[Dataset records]
· · · ·
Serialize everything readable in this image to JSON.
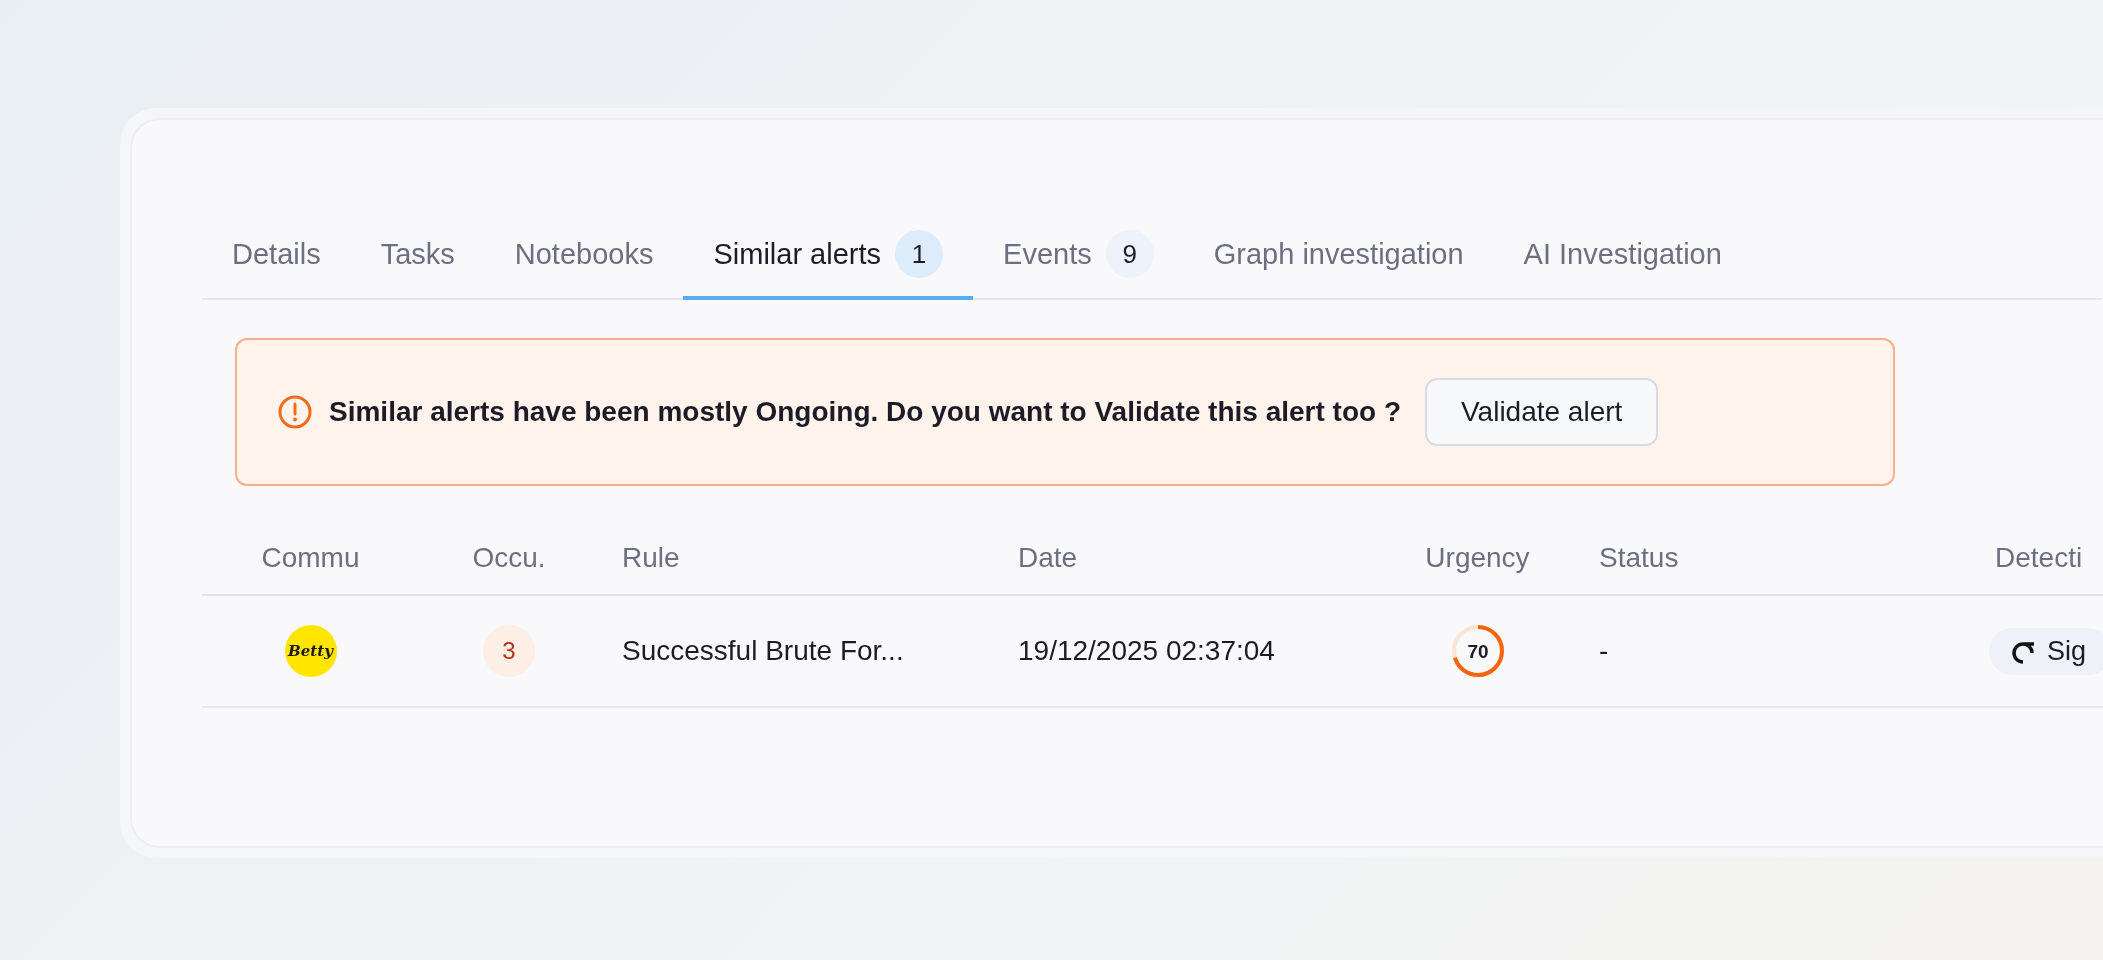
{
  "tabs": [
    {
      "label": "Details",
      "selected": false
    },
    {
      "label": "Tasks",
      "selected": false
    },
    {
      "label": "Notebooks",
      "selected": false
    },
    {
      "label": "Similar alerts",
      "count": "1",
      "selected": true
    },
    {
      "label": "Events",
      "count": "9",
      "selected": false
    },
    {
      "label": "Graph investigation",
      "selected": false
    },
    {
      "label": "AI Investigation",
      "selected": false
    }
  ],
  "banner": {
    "message": "Similar alerts have been mostly Ongoing. Do you want to Validate this alert too ?",
    "button": "Validate alert"
  },
  "table": {
    "columns": [
      "Commu",
      "Occu.",
      "Rule",
      "Date",
      "Urgency",
      "Status",
      "Detecti"
    ],
    "rows": [
      {
        "community_logo": "Betty",
        "occurrences": "3",
        "rule": "Successful Brute For...",
        "date": "19/12/2025 02:37:04",
        "urgency": {
          "value": "70",
          "level": 0.7
        },
        "status": "-",
        "detection": "Sig"
      }
    ]
  }
}
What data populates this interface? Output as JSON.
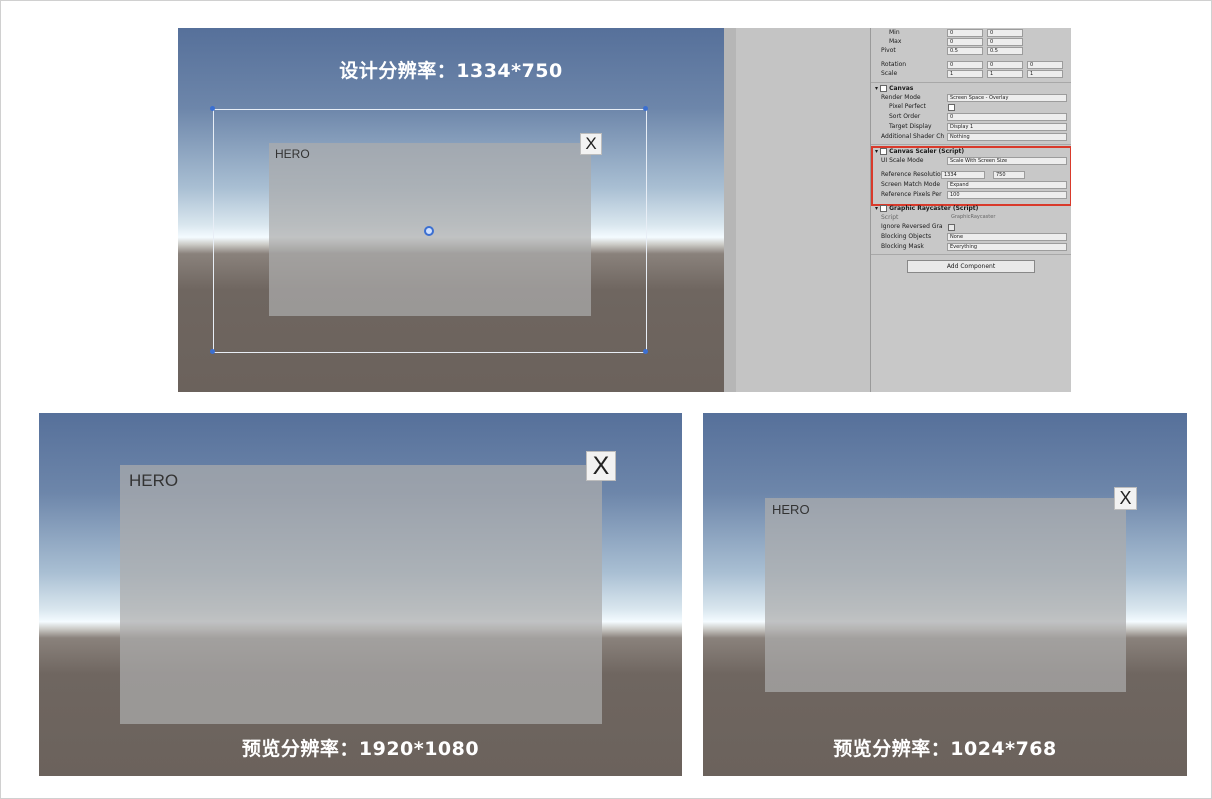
{
  "top": {
    "caption": "设计分辨率：1334*750",
    "hero_label": "HERO",
    "close_label": "X"
  },
  "inspector": {
    "rect_rows": [
      {
        "label": "Min",
        "x": "0",
        "y": "0"
      },
      {
        "label": "Max",
        "x": "0",
        "y": "0"
      },
      {
        "label": "Pivot",
        "x": "0.5",
        "y": "0.5"
      },
      {
        "label": "Rotation",
        "x": "0",
        "y": "0",
        "z": "0"
      },
      {
        "label": "Scale",
        "x": "1",
        "y": "1",
        "z": "1"
      }
    ],
    "canvas": {
      "title": "Canvas",
      "render_mode_label": "Render Mode",
      "render_mode_value": "Screen Space - Overlay",
      "pixel_perfect_label": "Pixel Perfect",
      "sort_order_label": "Sort Order",
      "sort_order_value": "0",
      "target_display_label": "Target Display",
      "target_display_value": "Display 1",
      "shader_label": "Additional Shader Ch",
      "shader_value": "Nothing"
    },
    "scaler": {
      "title": "Canvas Scaler (Script)",
      "ui_scale_mode_label": "UI Scale Mode",
      "ui_scale_mode_value": "Scale With Screen Size",
      "ref_res_label": "Reference Resolution",
      "ref_x": "1334",
      "ref_y": "750",
      "match_mode_label": "Screen Match Mode",
      "match_mode_value": "Expand",
      "ref_ppu_label": "Reference Pixels Per",
      "ref_ppu_value": "100"
    },
    "raycaster": {
      "title": "Graphic Raycaster (Script)",
      "script_label": "Script",
      "script_value": "GraphicRaycaster",
      "ignore_label": "Ignore Reversed Gra",
      "blocking_objects_label": "Blocking Objects",
      "blocking_objects_value": "None",
      "blocking_mask_label": "Blocking Mask",
      "blocking_mask_value": "Everything"
    },
    "add_component": "Add Component"
  },
  "bottom_left": {
    "caption": "预览分辨率：1920*1080",
    "hero_label": "HERO",
    "close_label": "X"
  },
  "bottom_right": {
    "caption": "预览分辨率：1024*768",
    "hero_label": "HERO",
    "close_label": "X"
  }
}
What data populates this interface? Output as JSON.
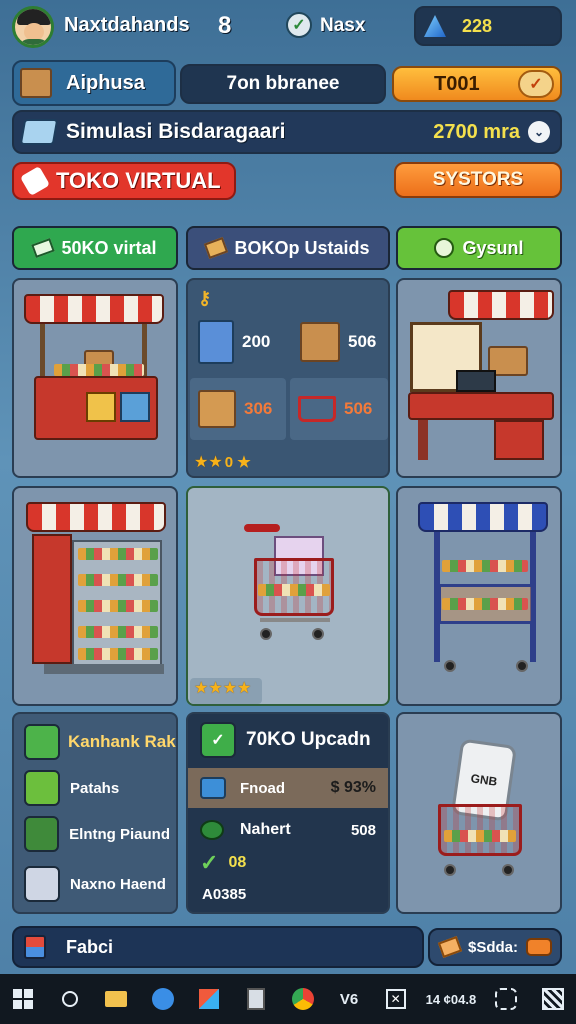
{
  "top_bar": {
    "player_name": "Naxtdahands",
    "level": "8",
    "task_label": "Nasx",
    "gems": "228"
  },
  "row2": {
    "store_name": "Aiphusa",
    "center_label": "7on bbranee",
    "gold_button": "T001"
  },
  "row3": {
    "simulation_title": "Simulasi Bisdaragaari",
    "money": "2700 mra"
  },
  "row4": {
    "banner": "TOKO VIRTUAL",
    "systems_button": "SYSTORS"
  },
  "tabs": [
    {
      "label": "50KO virtal"
    },
    {
      "label": "BOKOp Ustaids"
    },
    {
      "label": "Gysunl"
    }
  ],
  "inventory": {
    "items": [
      {
        "value": "200"
      },
      {
        "value": "506"
      },
      {
        "value": "306"
      },
      {
        "value": "506"
      }
    ],
    "rating_stars": "★★",
    "rating_text": "0 ★"
  },
  "cart_rating": "★★★★",
  "bottom_left": {
    "title": "Kanhank Rak",
    "items": [
      "Patahs",
      "Elntng Piaund",
      "Naxno Haend"
    ]
  },
  "bottom_mid": {
    "title": "70KO Upcadn",
    "row1_label": "Fnoad",
    "row1_value": "$ 93%",
    "row2_label": "Nahert",
    "row2_value": "508",
    "row3_value": "08",
    "footer": "A0385"
  },
  "bottom_right": {
    "tag": "GNB"
  },
  "footer_bar": {
    "left_label": "Fabci",
    "right_label": "$Sdda:"
  },
  "taskbar": {
    "text_v6": "V6",
    "clock": "14 ¢04.8"
  },
  "colors": {
    "green_tab": "#2fa84f",
    "blue_tab": "#3b4f7a",
    "lime_tab": "#66c23a",
    "orange": "#f0822a",
    "red_banner": "#e2362b"
  }
}
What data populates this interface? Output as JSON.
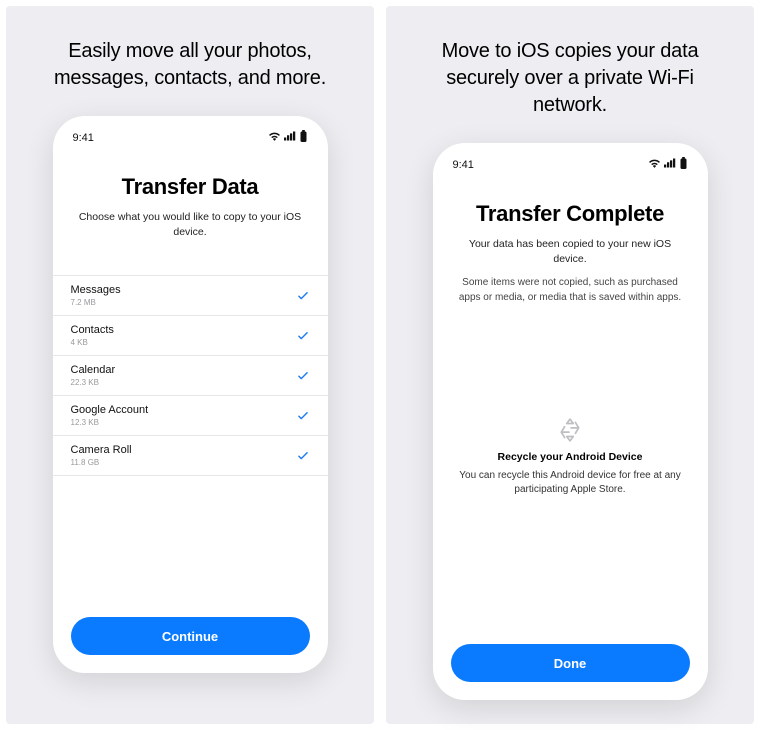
{
  "panels": [
    {
      "headline": "Easily move all your photos, messages, contacts, and more."
    },
    {
      "headline": "Move to iOS copies your data securely over a private Wi-Fi network."
    }
  ],
  "status": {
    "time": "9:41"
  },
  "screen1": {
    "title": "Transfer Data",
    "subtitle": "Choose what you would like to copy to your iOS device.",
    "items": [
      {
        "label": "Messages",
        "size": "7.2 MB",
        "checked": true
      },
      {
        "label": "Contacts",
        "size": "4 KB",
        "checked": true
      },
      {
        "label": "Calendar",
        "size": "22.3 KB",
        "checked": true
      },
      {
        "label": "Google Account",
        "size": "12.3 KB",
        "checked": true
      },
      {
        "label": "Camera Roll",
        "size": "11.8 GB",
        "checked": true
      }
    ],
    "button": "Continue"
  },
  "screen2": {
    "title": "Transfer Complete",
    "subtitle": "Your data has been copied to your new iOS device.",
    "note": "Some items were not copied, such as purchased apps or media, or media that is saved within apps.",
    "recycle": {
      "title": "Recycle your Android Device",
      "desc": "You can recycle this Android device for free at any participating Apple Store."
    },
    "button": "Done"
  }
}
· · · ·
# [YOUR OBJECTIVE]
Each line that contains the string "Display" counts once; report how many such lines the entries have, giving only the number.

# [THE COMPLETED TASK]
2